● Given records:
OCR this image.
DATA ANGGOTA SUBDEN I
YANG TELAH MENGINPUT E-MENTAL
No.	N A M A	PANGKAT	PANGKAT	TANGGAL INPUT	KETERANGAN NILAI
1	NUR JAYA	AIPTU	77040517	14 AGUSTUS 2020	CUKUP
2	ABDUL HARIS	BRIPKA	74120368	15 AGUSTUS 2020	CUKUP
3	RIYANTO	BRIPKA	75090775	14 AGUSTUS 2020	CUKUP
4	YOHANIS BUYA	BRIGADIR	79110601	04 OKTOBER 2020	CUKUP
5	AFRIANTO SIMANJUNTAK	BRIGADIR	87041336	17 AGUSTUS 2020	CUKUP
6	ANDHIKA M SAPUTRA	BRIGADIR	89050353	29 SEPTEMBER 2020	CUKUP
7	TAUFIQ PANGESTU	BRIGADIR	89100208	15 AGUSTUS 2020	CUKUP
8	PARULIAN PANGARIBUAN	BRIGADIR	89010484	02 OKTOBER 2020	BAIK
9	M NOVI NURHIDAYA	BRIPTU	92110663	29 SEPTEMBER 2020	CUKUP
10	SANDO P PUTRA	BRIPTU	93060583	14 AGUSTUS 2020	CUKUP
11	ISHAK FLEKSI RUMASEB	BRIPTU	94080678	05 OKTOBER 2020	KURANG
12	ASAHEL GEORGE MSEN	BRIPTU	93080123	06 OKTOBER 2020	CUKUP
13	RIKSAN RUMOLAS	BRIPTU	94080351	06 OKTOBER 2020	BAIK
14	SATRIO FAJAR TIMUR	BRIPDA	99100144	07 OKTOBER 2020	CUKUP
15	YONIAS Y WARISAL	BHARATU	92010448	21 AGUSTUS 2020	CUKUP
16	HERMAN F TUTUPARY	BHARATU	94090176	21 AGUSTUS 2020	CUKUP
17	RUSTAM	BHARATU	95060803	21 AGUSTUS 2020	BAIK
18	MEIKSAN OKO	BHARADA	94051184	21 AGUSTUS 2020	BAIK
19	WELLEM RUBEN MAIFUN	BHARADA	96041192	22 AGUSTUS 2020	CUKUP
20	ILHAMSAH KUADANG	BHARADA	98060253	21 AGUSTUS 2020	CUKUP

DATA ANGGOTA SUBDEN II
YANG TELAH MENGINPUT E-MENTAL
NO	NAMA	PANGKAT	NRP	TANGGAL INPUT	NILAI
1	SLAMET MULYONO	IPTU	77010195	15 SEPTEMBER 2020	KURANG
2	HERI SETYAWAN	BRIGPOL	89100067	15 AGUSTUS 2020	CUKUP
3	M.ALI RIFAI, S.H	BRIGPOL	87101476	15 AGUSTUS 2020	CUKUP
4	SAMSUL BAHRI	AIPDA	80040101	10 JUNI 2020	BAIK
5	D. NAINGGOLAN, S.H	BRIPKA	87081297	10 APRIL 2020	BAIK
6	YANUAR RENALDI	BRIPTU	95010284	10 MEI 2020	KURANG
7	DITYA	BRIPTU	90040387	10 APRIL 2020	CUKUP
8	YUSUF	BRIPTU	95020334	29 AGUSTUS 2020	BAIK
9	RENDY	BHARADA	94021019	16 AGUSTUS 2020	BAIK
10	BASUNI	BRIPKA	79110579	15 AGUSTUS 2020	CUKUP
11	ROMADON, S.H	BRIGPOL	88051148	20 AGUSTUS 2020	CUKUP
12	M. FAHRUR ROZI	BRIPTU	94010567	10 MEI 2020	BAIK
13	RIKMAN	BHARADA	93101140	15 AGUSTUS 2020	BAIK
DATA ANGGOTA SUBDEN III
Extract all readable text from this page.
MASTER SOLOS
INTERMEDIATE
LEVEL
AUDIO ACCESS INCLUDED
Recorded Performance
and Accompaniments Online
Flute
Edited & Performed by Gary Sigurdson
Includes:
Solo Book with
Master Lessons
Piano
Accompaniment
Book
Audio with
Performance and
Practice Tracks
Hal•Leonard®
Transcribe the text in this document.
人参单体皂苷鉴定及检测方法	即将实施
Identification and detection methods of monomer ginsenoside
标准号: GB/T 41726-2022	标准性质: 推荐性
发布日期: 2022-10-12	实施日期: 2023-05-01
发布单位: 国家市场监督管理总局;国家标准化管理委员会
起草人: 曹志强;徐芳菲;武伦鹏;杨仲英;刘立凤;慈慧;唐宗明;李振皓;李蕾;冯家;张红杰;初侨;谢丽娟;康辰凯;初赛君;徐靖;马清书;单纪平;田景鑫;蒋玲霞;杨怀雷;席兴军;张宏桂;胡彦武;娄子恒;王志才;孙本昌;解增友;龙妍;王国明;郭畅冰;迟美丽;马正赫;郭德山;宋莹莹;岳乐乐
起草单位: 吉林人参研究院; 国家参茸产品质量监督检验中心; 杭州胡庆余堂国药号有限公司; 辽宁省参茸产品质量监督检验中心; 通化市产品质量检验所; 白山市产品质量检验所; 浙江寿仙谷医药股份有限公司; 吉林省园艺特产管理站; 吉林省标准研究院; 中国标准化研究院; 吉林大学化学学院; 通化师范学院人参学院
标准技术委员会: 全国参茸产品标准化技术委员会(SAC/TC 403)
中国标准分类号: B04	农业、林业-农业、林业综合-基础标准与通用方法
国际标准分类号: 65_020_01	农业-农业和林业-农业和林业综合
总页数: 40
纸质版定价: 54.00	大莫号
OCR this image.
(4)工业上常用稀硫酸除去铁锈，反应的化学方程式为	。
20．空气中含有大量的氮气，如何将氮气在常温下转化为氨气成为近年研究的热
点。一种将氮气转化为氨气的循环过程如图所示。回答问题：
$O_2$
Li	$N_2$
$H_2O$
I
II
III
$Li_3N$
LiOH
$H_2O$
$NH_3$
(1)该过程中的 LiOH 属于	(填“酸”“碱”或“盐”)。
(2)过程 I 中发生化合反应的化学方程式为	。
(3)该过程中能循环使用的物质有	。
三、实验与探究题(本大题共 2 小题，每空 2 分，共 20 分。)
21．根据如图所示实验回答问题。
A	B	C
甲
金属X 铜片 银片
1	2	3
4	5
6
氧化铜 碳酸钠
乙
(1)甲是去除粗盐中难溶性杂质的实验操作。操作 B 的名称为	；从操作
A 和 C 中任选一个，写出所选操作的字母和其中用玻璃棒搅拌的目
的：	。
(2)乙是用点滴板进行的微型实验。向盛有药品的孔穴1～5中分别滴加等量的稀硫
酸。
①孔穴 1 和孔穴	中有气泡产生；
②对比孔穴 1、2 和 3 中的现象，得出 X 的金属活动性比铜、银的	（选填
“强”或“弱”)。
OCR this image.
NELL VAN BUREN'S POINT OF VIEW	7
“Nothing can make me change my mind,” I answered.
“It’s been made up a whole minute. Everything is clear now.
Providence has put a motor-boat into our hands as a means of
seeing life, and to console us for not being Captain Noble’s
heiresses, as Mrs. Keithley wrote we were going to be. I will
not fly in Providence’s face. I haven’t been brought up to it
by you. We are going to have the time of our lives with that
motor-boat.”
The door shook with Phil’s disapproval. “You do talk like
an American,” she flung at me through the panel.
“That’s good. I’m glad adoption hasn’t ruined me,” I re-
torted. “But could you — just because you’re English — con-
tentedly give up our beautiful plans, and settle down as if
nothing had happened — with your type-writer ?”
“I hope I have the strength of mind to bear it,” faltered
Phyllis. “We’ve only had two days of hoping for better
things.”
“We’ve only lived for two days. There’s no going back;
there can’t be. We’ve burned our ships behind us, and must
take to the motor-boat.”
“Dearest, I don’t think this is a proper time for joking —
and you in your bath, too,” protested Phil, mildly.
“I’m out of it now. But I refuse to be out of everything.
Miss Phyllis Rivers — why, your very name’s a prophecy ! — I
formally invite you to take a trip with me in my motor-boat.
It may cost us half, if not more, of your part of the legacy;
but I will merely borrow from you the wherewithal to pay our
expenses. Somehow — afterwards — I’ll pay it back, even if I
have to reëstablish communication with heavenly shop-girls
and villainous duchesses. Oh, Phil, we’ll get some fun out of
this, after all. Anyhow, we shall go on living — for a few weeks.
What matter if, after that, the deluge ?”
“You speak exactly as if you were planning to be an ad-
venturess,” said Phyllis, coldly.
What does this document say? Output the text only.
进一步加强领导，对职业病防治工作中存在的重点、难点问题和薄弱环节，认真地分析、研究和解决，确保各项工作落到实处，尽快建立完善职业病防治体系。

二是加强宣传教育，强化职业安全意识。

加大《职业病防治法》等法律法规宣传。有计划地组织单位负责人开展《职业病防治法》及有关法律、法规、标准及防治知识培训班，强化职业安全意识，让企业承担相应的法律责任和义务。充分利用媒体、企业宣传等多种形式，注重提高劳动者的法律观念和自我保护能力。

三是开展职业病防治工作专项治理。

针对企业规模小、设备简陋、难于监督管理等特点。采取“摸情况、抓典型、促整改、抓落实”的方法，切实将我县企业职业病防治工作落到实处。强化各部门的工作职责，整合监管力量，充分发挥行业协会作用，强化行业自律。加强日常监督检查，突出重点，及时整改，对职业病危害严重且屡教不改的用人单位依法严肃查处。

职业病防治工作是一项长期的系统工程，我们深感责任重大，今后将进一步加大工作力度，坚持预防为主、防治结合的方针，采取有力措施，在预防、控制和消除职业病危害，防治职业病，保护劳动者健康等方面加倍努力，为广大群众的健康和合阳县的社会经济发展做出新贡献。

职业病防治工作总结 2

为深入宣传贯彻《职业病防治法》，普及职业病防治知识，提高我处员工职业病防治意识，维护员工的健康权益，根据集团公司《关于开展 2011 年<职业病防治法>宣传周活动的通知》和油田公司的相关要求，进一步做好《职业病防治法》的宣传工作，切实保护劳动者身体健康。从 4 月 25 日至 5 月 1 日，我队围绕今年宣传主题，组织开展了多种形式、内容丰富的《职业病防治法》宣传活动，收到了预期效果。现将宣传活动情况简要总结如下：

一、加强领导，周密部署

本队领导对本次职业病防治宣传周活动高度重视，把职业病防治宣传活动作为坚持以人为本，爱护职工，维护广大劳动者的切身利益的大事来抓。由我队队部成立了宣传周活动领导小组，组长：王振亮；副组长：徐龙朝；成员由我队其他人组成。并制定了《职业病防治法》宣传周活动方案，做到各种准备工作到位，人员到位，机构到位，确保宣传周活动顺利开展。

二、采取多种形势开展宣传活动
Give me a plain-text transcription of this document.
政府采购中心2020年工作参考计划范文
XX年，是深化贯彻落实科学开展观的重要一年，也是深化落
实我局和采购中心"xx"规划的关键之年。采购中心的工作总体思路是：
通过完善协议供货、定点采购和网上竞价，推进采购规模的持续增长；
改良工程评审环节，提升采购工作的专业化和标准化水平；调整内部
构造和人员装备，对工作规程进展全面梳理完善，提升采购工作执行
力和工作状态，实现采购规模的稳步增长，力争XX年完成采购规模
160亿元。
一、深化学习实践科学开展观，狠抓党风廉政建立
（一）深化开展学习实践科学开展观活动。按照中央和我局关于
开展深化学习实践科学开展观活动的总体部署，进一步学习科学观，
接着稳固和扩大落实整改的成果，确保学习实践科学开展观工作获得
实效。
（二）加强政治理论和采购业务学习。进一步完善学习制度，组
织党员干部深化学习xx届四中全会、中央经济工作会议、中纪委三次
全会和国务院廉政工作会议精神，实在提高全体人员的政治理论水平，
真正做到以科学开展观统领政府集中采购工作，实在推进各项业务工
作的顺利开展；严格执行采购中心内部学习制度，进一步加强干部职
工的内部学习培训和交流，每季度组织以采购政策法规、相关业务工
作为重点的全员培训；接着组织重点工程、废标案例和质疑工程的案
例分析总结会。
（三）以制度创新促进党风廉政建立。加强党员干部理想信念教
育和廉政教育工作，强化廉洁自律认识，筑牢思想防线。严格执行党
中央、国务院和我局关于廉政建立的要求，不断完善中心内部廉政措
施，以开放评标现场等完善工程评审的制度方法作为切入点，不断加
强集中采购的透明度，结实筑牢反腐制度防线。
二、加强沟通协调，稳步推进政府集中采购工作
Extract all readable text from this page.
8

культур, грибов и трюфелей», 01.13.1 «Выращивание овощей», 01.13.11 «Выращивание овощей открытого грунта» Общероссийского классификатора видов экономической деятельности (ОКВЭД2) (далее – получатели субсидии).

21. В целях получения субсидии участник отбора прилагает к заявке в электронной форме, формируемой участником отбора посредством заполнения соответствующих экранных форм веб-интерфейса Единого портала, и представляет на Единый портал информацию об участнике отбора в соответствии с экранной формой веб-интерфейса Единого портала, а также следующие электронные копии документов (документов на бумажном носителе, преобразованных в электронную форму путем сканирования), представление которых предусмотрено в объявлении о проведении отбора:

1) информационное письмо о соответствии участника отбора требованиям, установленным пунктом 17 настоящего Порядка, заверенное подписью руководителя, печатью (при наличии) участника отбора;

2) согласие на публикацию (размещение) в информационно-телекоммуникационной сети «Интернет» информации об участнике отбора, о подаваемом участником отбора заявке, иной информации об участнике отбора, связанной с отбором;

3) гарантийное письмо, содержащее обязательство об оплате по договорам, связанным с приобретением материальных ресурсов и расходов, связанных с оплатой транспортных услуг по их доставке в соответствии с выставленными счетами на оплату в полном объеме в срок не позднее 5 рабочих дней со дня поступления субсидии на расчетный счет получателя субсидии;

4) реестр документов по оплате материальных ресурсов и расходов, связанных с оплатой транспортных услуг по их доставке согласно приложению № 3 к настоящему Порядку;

● Exercise requirements: Show the lines of the records that include the string "only".

● Solution to this task:
Phyllis. “We’ve only had two days of hoping for better
“We’ve only lived for two days. There’s no going back;
What does this document say? Output the text only.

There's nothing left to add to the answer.